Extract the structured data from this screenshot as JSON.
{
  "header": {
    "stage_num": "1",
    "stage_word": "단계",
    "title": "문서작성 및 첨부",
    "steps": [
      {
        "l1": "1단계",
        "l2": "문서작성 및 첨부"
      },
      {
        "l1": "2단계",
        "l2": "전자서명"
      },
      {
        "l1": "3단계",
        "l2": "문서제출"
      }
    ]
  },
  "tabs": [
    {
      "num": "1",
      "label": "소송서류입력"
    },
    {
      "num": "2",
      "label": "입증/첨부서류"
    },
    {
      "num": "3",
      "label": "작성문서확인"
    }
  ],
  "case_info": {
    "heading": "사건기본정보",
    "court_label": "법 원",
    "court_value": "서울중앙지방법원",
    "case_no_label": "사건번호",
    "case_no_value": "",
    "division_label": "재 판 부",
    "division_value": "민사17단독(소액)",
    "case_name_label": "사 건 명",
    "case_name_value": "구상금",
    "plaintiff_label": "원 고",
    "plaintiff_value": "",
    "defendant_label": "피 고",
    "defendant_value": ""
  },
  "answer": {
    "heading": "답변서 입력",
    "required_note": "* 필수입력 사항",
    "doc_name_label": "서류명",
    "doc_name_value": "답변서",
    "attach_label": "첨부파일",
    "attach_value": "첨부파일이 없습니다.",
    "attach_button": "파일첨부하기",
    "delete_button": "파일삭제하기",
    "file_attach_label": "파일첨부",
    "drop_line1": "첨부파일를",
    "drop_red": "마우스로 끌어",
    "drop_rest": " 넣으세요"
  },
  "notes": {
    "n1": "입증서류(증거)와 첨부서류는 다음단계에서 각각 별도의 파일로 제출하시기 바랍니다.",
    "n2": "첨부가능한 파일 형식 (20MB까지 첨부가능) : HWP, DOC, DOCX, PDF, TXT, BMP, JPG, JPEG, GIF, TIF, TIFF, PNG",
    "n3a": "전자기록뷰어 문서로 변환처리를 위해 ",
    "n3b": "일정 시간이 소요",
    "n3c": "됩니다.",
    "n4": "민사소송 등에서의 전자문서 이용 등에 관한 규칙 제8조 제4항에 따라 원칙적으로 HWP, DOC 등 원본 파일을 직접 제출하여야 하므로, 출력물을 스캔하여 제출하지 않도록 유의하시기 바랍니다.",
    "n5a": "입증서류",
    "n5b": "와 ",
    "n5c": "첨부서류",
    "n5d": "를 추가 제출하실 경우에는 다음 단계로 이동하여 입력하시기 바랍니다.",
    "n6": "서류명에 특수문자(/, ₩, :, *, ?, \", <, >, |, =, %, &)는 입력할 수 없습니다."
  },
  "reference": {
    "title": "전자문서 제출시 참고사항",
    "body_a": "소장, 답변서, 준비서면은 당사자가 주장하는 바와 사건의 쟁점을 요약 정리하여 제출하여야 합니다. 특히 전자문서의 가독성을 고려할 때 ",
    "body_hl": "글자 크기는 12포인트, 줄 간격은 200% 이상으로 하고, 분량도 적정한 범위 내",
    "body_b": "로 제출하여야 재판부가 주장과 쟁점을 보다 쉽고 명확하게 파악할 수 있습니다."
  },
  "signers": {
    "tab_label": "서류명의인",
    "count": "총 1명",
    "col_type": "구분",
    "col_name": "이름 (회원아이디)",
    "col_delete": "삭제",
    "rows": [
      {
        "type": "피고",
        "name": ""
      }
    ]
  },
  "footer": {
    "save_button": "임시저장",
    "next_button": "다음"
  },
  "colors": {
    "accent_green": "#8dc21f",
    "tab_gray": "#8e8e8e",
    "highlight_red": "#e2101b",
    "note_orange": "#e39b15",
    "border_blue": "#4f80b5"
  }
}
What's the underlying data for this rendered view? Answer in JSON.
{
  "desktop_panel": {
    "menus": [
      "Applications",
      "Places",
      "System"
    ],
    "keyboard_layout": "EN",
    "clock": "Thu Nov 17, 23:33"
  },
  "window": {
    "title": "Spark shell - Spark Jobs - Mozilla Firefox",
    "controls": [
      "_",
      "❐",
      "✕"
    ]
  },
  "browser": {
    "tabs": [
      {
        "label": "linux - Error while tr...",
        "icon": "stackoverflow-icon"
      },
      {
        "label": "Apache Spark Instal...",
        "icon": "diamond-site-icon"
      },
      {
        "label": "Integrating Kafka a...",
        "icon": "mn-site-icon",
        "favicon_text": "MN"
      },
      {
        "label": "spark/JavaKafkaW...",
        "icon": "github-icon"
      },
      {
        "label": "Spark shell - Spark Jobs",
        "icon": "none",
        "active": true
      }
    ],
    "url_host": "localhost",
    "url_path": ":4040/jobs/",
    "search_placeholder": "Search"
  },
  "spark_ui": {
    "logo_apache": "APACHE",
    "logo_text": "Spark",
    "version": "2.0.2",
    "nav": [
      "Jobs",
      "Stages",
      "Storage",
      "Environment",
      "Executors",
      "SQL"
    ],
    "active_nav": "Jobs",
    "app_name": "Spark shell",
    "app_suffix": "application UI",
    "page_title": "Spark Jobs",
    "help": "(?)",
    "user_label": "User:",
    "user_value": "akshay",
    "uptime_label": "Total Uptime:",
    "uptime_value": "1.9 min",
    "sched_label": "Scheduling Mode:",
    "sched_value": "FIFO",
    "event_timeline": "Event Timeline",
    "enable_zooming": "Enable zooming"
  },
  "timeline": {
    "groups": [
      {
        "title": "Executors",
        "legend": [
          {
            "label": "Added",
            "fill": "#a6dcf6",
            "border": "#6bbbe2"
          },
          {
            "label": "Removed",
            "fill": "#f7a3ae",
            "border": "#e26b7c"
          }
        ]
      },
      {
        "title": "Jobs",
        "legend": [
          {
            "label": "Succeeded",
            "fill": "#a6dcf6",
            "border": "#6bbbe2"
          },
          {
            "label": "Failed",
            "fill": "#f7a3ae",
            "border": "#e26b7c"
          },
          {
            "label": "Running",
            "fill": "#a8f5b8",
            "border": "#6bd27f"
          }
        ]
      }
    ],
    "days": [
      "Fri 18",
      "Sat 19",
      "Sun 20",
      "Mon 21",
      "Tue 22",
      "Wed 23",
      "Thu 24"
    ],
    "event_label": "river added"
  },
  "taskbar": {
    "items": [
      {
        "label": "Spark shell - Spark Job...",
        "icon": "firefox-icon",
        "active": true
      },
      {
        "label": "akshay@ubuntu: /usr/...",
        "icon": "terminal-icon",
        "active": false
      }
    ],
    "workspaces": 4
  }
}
---
> **REQUIRED TASK**: The records above must be repeated exactly, every one of them.

> **REPLY**:
Extract the structured data from this screenshot as JSON.
{
  "header": {
    "stage_num": "1",
    "stage_word": "단계",
    "title": "문서작성 및 첨부",
    "steps": [
      {
        "l1": "1단계",
        "l2": "문서작성 및 첨부"
      },
      {
        "l1": "2단계",
        "l2": "전자서명"
      },
      {
        "l1": "3단계",
        "l2": "문서제출"
      }
    ]
  },
  "tabs": [
    {
      "num": "1",
      "label": "소송서류입력"
    },
    {
      "num": "2",
      "label": "입증/첨부서류"
    },
    {
      "num": "3",
      "label": "작성문서확인"
    }
  ],
  "case_info": {
    "heading": "사건기본정보",
    "court_label": "법 원",
    "court_value": "서울중앙지방법원",
    "case_no_label": "사건번호",
    "case_no_value": "",
    "division_label": "재 판 부",
    "division_value": "민사17단독(소액)",
    "case_name_label": "사 건 명",
    "case_name_value": "구상금",
    "plaintiff_label": "원 고",
    "plaintiff_value": "",
    "defendant_label": "피 고",
    "defendant_value": ""
  },
  "answer": {
    "heading": "답변서 입력",
    "required_note": "* 필수입력 사항",
    "doc_name_label": "서류명",
    "doc_name_value": "답변서",
    "attach_label": "첨부파일",
    "attach_value": "첨부파일이 없습니다.",
    "attach_button": "파일첨부하기",
    "delete_button": "파일삭제하기",
    "file_attach_label": "파일첨부",
    "drop_line1": "첨부파일를",
    "drop_red": "마우스로 끌어",
    "drop_rest": " 넣으세요"
  },
  "notes": {
    "n1": "입증서류(증거)와 첨부서류는 다음단계에서 각각 별도의 파일로 제출하시기 바랍니다.",
    "n2": "첨부가능한 파일 형식 (20MB까지 첨부가능) : HWP, DOC, DOCX, PDF, TXT, BMP, JPG, JPEG, GIF, TIF, TIFF, PNG",
    "n3a": "전자기록뷰어 문서로 변환처리를 위해 ",
    "n3b": "일정 시간이 소요",
    "n3c": "됩니다.",
    "n4": "민사소송 등에서의 전자문서 이용 등에 관한 규칙 제8조 제4항에 따라 원칙적으로 HWP, DOC 등 원본 파일을 직접 제출하여야 하므로, 출력물을 스캔하여 제출하지 않도록 유의하시기 바랍니다.",
    "n5a": "입증서류",
    "n5b": "와 ",
    "n5c": "첨부서류",
    "n5d": "를 추가 제출하실 경우에는 다음 단계로 이동하여 입력하시기 바랍니다.",
    "n6": "서류명에 특수문자(/, ₩, :, *, ?, \", <, >, |, =, %, &)는 입력할 수 없습니다."
  },
  "reference": {
    "title": "전자문서 제출시 참고사항",
    "body_a": "소장, 답변서, 준비서면은 당사자가 주장하는 바와 사건의 쟁점을 요약 정리하여 제출하여야 합니다. 특히 전자문서의 가독성을 고려할 때 ",
    "body_hl": "글자 크기는 12포인트, 줄 간격은 200% 이상으로 하고, 분량도 적정한 범위 내",
    "body_b": "로 제출하여야 재판부가 주장과 쟁점을 보다 쉽고 명확하게 파악할 수 있습니다."
  },
  "signers": {
    "tab_label": "서류명의인",
    "count": "총 1명",
    "col_type": "구분",
    "col_name": "이름 (회원아이디)",
    "col_delete": "삭제",
    "rows": [
      {
        "type": "피고",
        "name": ""
      }
    ]
  },
  "footer": {
    "save_button": "임시저장",
    "next_button": "다음"
  },
  "colors": {
    "accent_green": "#8dc21f",
    "tab_gray": "#8e8e8e",
    "highlight_red": "#e2101b",
    "note_orange": "#e39b15",
    "border_blue": "#4f80b5"
  }
}
What's the underlying data for this rendered view? Answer in JSON.
{
  "desktop_panel": {
    "menus": [
      "Applications",
      "Places",
      "System"
    ],
    "keyboard_layout": "EN",
    "clock": "Thu Nov 17, 23:33"
  },
  "window": {
    "title": "Spark shell - Spark Jobs - Mozilla Firefox",
    "controls": [
      "_",
      "❐",
      "✕"
    ]
  },
  "browser": {
    "tabs": [
      {
        "label": "linux - Error while tr...",
        "icon": "stackoverflow-icon"
      },
      {
        "label": "Apache Spark Instal...",
        "icon": "diamond-site-icon"
      },
      {
        "label": "Integrating Kafka a...",
        "icon": "mn-site-icon",
        "favicon_text": "MN"
      },
      {
        "label": "spark/JavaKafkaW...",
        "icon": "github-icon"
      },
      {
        "label": "Spark shell - Spark Jobs",
        "icon": "none",
        "active": true
      }
    ],
    "url_host": "localhost",
    "url_path": ":4040/jobs/",
    "search_placeholder": "Search"
  },
  "spark_ui": {
    "logo_apache": "APACHE",
    "logo_text": "Spark",
    "version": "2.0.2",
    "nav": [
      "Jobs",
      "Stages",
      "Storage",
      "Environment",
      "Executors",
      "SQL"
    ],
    "active_nav": "Jobs",
    "app_name": "Spark shell",
    "app_suffix": "application UI",
    "page_title": "Spark Jobs",
    "help": "(?)",
    "user_label": "User:",
    "user_value": "akshay",
    "uptime_label": "Total Uptime:",
    "uptime_value": "1.9 min",
    "sched_label": "Scheduling Mode:",
    "sched_value": "FIFO",
    "event_timeline": "Event Timeline",
    "enable_zooming": "Enable zooming"
  },
  "timeline": {
    "groups": [
      {
        "title": "Executors",
        "legend": [
          {
            "label": "Added",
            "fill": "#a6dcf6",
            "border": "#6bbbe2"
          },
          {
            "label": "Removed",
            "fill": "#f7a3ae",
            "border": "#e26b7c"
          }
        ]
      },
      {
        "title": "Jobs",
        "legend": [
          {
            "label": "Succeeded",
            "fill": "#a6dcf6",
            "border": "#6bbbe2"
          },
          {
            "label": "Failed",
            "fill": "#f7a3ae",
            "border": "#e26b7c"
          },
          {
            "label": "Running",
            "fill": "#a8f5b8",
            "border": "#6bd27f"
          }
        ]
      }
    ],
    "days": [
      "Fri 18",
      "Sat 19",
      "Sun 20",
      "Mon 21",
      "Tue 22",
      "Wed 23",
      "Thu 24"
    ],
    "event_label": "river added"
  },
  "taskbar": {
    "items": [
      {
        "label": "Spark shell - Spark Job...",
        "icon": "firefox-icon",
        "active": true
      },
      {
        "label": "akshay@ubuntu: /usr/...",
        "icon": "terminal-icon",
        "active": false
      }
    ],
    "workspaces": 4
  }
}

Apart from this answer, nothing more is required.